> _Exercise_: Print each line exactly as it is given.

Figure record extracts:
◆ ◆ ◆ ◆

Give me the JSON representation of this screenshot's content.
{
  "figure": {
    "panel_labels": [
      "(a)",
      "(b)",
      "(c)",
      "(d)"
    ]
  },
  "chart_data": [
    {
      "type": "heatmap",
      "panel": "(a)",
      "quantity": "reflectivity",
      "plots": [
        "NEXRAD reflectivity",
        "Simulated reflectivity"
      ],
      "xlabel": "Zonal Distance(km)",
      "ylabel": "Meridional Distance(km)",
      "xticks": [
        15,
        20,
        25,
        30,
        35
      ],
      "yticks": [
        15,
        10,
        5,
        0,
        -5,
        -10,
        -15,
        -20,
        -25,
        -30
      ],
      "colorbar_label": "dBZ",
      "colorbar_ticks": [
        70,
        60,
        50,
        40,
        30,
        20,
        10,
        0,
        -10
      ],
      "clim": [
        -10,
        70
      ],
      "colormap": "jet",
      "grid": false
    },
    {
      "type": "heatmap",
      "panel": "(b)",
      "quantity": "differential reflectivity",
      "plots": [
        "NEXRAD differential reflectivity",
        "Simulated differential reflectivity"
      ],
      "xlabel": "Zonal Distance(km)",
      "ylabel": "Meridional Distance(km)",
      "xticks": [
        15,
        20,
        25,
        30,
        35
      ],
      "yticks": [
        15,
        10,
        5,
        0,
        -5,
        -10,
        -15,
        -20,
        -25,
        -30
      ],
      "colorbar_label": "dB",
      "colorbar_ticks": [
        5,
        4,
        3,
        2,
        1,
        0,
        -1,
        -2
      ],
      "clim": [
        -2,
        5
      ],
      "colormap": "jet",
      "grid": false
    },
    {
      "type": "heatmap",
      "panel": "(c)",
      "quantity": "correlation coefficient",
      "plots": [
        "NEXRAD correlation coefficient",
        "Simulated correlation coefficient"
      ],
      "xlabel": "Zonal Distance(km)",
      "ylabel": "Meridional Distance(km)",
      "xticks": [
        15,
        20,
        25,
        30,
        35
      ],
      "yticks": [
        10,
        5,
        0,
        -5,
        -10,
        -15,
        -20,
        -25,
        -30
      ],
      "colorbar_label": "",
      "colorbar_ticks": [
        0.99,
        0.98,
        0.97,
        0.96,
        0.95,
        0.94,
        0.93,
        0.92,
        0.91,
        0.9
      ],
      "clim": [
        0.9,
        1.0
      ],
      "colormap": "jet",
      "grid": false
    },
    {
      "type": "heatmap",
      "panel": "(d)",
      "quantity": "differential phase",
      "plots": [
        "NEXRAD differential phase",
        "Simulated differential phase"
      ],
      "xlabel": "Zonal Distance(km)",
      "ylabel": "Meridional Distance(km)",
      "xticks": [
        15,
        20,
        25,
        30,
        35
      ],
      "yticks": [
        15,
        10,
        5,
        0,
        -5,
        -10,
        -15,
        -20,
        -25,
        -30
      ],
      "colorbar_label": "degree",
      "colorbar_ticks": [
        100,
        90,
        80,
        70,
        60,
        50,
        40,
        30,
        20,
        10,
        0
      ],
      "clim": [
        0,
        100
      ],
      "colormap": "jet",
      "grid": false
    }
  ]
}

◆ ◆ ◆ ◆

> _Solution to this problem_:
Give me the JSON representation of this screenshot's content.
{
  "figure": {
    "panel_labels": [
      "(a)",
      "(b)",
      "(c)",
      "(d)"
    ]
  },
  "chart_data": [
    {
      "type": "heatmap",
      "panel": "(a)",
      "quantity": "reflectivity",
      "plots": [
        "NEXRAD reflectivity",
        "Simulated reflectivity"
      ],
      "xlabel": "Zonal Distance(km)",
      "ylabel": "Meridional Distance(km)",
      "xticks": [
        15,
        20,
        25,
        30,
        35
      ],
      "yticks": [
        15,
        10,
        5,
        0,
        -5,
        -10,
        -15,
        -20,
        -25,
        -30
      ],
      "colorbar_label": "dBZ",
      "colorbar_ticks": [
        70,
        60,
        50,
        40,
        30,
        20,
        10,
        0,
        -10
      ],
      "clim": [
        -10,
        70
      ],
      "colormap": "jet",
      "grid": false
    },
    {
      "type": "heatmap",
      "panel": "(b)",
      "quantity": "differential reflectivity",
      "plots": [
        "NEXRAD differential reflectivity",
        "Simulated differential reflectivity"
      ],
      "xlabel": "Zonal Distance(km)",
      "ylabel": "Meridional Distance(km)",
      "xticks": [
        15,
        20,
        25,
        30,
        35
      ],
      "yticks": [
        15,
        10,
        5,
        0,
        -5,
        -10,
        -15,
        -20,
        -25,
        -30
      ],
      "colorbar_label": "dB",
      "colorbar_ticks": [
        5,
        4,
        3,
        2,
        1,
        0,
        -1,
        -2
      ],
      "clim": [
        -2,
        5
      ],
      "colormap": "jet",
      "grid": false
    },
    {
      "type": "heatmap",
      "panel": "(c)",
      "quantity": "correlation coefficient",
      "plots": [
        "NEXRAD correlation coefficient",
        "Simulated correlation coefficient"
      ],
      "xlabel": "Zonal Distance(km)",
      "ylabel": "Meridional Distance(km)",
      "xticks": [
        15,
        20,
        25,
        30,
        35
      ],
      "yticks": [
        10,
        5,
        0,
        -5,
        -10,
        -15,
        -20,
        -25,
        -30
      ],
      "colorbar_label": "",
      "colorbar_ticks": [
        0.99,
        0.98,
        0.97,
        0.96,
        0.95,
        0.94,
        0.93,
        0.92,
        0.91,
        0.9
      ],
      "clim": [
        0.9,
        1.0
      ],
      "colormap": "jet",
      "grid": false
    },
    {
      "type": "heatmap",
      "panel": "(d)",
      "quantity": "differential phase",
      "plots": [
        "NEXRAD differential phase",
        "Simulated differential phase"
      ],
      "xlabel": "Zonal Distance(km)",
      "ylabel": "Meridional Distance(km)",
      "xticks": [
        15,
        20,
        25,
        30,
        35
      ],
      "yticks": [
        15,
        10,
        5,
        0,
        -5,
        -10,
        -15,
        -20,
        -25,
        -30
      ],
      "colorbar_label": "degree",
      "colorbar_ticks": [
        100,
        90,
        80,
        70,
        60,
        50,
        40,
        30,
        20,
        10,
        0
      ],
      "clim": [
        0,
        100
      ],
      "colormap": "jet",
      "grid": false
    }
  ]
}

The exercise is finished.